[Dataset items]

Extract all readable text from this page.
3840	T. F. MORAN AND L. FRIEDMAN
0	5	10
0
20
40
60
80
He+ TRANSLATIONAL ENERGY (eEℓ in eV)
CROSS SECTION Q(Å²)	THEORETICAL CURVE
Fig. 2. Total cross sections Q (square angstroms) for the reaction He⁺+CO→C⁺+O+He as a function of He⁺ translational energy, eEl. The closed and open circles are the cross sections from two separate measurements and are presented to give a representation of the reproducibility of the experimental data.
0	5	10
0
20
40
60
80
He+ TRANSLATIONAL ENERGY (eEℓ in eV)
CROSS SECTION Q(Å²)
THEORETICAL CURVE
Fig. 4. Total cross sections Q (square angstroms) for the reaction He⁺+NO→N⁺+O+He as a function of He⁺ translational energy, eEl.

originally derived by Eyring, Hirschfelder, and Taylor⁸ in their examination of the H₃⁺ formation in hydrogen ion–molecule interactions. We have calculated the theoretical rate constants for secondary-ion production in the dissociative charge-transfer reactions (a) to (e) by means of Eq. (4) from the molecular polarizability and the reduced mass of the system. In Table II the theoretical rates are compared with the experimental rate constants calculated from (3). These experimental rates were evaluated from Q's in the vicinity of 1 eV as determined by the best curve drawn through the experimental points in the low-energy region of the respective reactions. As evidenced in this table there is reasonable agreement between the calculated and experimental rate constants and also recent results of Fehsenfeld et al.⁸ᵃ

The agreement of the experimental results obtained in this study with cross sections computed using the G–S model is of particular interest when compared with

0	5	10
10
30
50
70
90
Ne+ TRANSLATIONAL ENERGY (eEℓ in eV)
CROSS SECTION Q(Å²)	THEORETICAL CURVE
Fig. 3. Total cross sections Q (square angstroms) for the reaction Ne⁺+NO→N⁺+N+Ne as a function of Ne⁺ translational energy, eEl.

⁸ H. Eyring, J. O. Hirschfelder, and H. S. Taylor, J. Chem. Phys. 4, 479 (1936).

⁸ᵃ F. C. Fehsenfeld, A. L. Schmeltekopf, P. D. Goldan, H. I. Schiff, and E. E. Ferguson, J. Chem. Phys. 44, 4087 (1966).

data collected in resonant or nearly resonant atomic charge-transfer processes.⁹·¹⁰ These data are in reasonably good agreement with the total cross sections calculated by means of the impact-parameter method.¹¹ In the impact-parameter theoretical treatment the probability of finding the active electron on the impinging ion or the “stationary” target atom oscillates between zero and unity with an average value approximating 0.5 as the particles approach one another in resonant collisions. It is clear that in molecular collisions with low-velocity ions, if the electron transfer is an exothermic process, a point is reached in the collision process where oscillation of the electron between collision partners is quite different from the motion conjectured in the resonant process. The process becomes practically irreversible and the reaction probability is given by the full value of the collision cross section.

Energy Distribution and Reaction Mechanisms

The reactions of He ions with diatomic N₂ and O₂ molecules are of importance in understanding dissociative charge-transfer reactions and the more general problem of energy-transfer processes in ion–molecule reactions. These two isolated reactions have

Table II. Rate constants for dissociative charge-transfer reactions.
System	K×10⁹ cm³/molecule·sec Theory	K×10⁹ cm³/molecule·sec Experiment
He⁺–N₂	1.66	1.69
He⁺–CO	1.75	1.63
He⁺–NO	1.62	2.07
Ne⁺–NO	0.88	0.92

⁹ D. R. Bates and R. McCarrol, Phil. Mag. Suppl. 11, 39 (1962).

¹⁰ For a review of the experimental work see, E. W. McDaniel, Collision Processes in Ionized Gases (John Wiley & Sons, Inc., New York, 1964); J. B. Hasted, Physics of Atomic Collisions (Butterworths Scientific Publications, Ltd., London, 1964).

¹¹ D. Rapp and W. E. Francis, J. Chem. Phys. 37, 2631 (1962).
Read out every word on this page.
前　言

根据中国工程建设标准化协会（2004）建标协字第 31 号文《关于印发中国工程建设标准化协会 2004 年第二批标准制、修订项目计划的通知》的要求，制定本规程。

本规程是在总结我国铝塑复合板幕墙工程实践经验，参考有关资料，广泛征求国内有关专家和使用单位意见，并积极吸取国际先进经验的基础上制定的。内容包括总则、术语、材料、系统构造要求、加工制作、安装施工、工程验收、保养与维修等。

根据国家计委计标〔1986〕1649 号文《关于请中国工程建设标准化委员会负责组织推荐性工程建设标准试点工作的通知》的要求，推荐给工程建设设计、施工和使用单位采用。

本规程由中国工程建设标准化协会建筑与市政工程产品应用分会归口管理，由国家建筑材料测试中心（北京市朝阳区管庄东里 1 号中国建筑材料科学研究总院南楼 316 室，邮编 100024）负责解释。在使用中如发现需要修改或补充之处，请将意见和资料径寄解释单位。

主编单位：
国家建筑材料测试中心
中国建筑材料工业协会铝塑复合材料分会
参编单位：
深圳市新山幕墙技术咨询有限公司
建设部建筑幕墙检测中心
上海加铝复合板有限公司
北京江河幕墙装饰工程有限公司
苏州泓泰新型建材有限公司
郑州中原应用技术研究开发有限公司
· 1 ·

**Work required**
Return the listing above in its exact form.

**Complete response**
Extract all readable text from this page.
3840	T. F. MORAN AND L. FRIEDMAN
0	5	10
0
20
40
60
80
He+ TRANSLATIONAL ENERGY (eEℓ in eV)
CROSS SECTION Q(Å²)	THEORETICAL CURVE
Fig. 2. Total cross sections Q (square angstroms) for the reaction He⁺+CO→C⁺+O+He as a function of He⁺ translational energy, eEl. The closed and open circles are the cross sections from two separate measurements and are presented to give a representation of the reproducibility of the experimental data.
0	5	10
0
20
40
60
80
He+ TRANSLATIONAL ENERGY (eEℓ in eV)
CROSS SECTION Q(Å²)
THEORETICAL CURVE
Fig. 4. Total cross sections Q (square angstroms) for the reaction He⁺+NO→N⁺+O+He as a function of He⁺ translational energy, eEl.

originally derived by Eyring, Hirschfelder, and Taylor⁸ in their examination of the H₃⁺ formation in hydrogen ion–molecule interactions. We have calculated the theoretical rate constants for secondary-ion production in the dissociative charge-transfer reactions (a) to (e) by means of Eq. (4) from the molecular polarizability and the reduced mass of the system. In Table II the theoretical rates are compared with the experimental rate constants calculated from (3). These experimental rates were evaluated from Q's in the vicinity of 1 eV as determined by the best curve drawn through the experimental points in the low-energy region of the respective reactions. As evidenced in this table there is reasonable agreement between the calculated and experimental rate constants and also recent results of Fehsenfeld et al.⁸ᵃ

The agreement of the experimental results obtained in this study with cross sections computed using the G–S model is of particular interest when compared with

0	5	10
10
30
50
70
90
Ne+ TRANSLATIONAL ENERGY (eEℓ in eV)
CROSS SECTION Q(Å²)	THEORETICAL CURVE
Fig. 3. Total cross sections Q (square angstroms) for the reaction Ne⁺+NO→N⁺+N+Ne as a function of Ne⁺ translational energy, eEl.

⁸ H. Eyring, J. O. Hirschfelder, and H. S. Taylor, J. Chem. Phys. 4, 479 (1936).

⁸ᵃ F. C. Fehsenfeld, A. L. Schmeltekopf, P. D. Goldan, H. I. Schiff, and E. E. Ferguson, J. Chem. Phys. 44, 4087 (1966).

data collected in resonant or nearly resonant atomic charge-transfer processes.⁹·¹⁰ These data are in reasonably good agreement with the total cross sections calculated by means of the impact-parameter method.¹¹ In the impact-parameter theoretical treatment the probability of finding the active electron on the impinging ion or the “stationary” target atom oscillates between zero and unity with an average value approximating 0.5 as the particles approach one another in resonant collisions. It is clear that in molecular collisions with low-velocity ions, if the electron transfer is an exothermic process, a point is reached in the collision process where oscillation of the electron between collision partners is quite different from the motion conjectured in the resonant process. The process becomes practically irreversible and the reaction probability is given by the full value of the collision cross section.

Energy Distribution and Reaction Mechanisms

The reactions of He ions with diatomic N₂ and O₂ molecules are of importance in understanding dissociative charge-transfer reactions and the more general problem of energy-transfer processes in ion–molecule reactions. These two isolated reactions have

Table II. Rate constants for dissociative charge-transfer reactions.
System	K×10⁹ cm³/molecule·sec Theory	K×10⁹ cm³/molecule·sec Experiment
He⁺–N₂	1.66	1.69
He⁺–CO	1.75	1.63
He⁺–NO	1.62	2.07
Ne⁺–NO	0.88	0.92

⁹ D. R. Bates and R. McCarrol, Phil. Mag. Suppl. 11, 39 (1962).

¹⁰ For a review of the experimental work see, E. W. McDaniel, Collision Processes in Ionized Gases (John Wiley & Sons, Inc., New York, 1964); J. B. Hasted, Physics of Atomic Collisions (Butterworths Scientific Publications, Ltd., London, 1964).

¹¹ D. Rapp and W. E. Francis, J. Chem. Phys. 37, 2631 (1962).
Read out every word on this page.
前　言

根据中国工程建设标准化协会（2004）建标协字第 31 号文《关于印发中国工程建设标准化协会 2004 年第二批标准制、修订项目计划的通知》的要求，制定本规程。

本规程是在总结我国铝塑复合板幕墙工程实践经验，参考有关资料，广泛征求国内有关专家和使用单位意见，并积极吸取国际先进经验的基础上制定的。内容包括总则、术语、材料、系统构造要求、加工制作、安装施工、工程验收、保养与维修等。

根据国家计委计标〔1986〕1649 号文《关于请中国工程建设标准化委员会负责组织推荐性工程建设标准试点工作的通知》的要求，推荐给工程建设设计、施工和使用单位采用。

本规程由中国工程建设标准化协会建筑与市政工程产品应用分会归口管理，由国家建筑材料测试中心（北京市朝阳区管庄东里 1 号中国建筑材料科学研究总院南楼 316 室，邮编 100024）负责解释。在使用中如发现需要修改或补充之处，请将意见和资料径寄解释单位。

主编单位：
国家建筑材料测试中心
中国建筑材料工业协会铝塑复合材料分会
参编单位：
深圳市新山幕墙技术咨询有限公司
建设部建筑幕墙检测中心
上海加铝复合板有限公司
北京江河幕墙装饰工程有限公司
苏州泓泰新型建材有限公司
郑州中原应用技术研究开发有限公司
· 1 ·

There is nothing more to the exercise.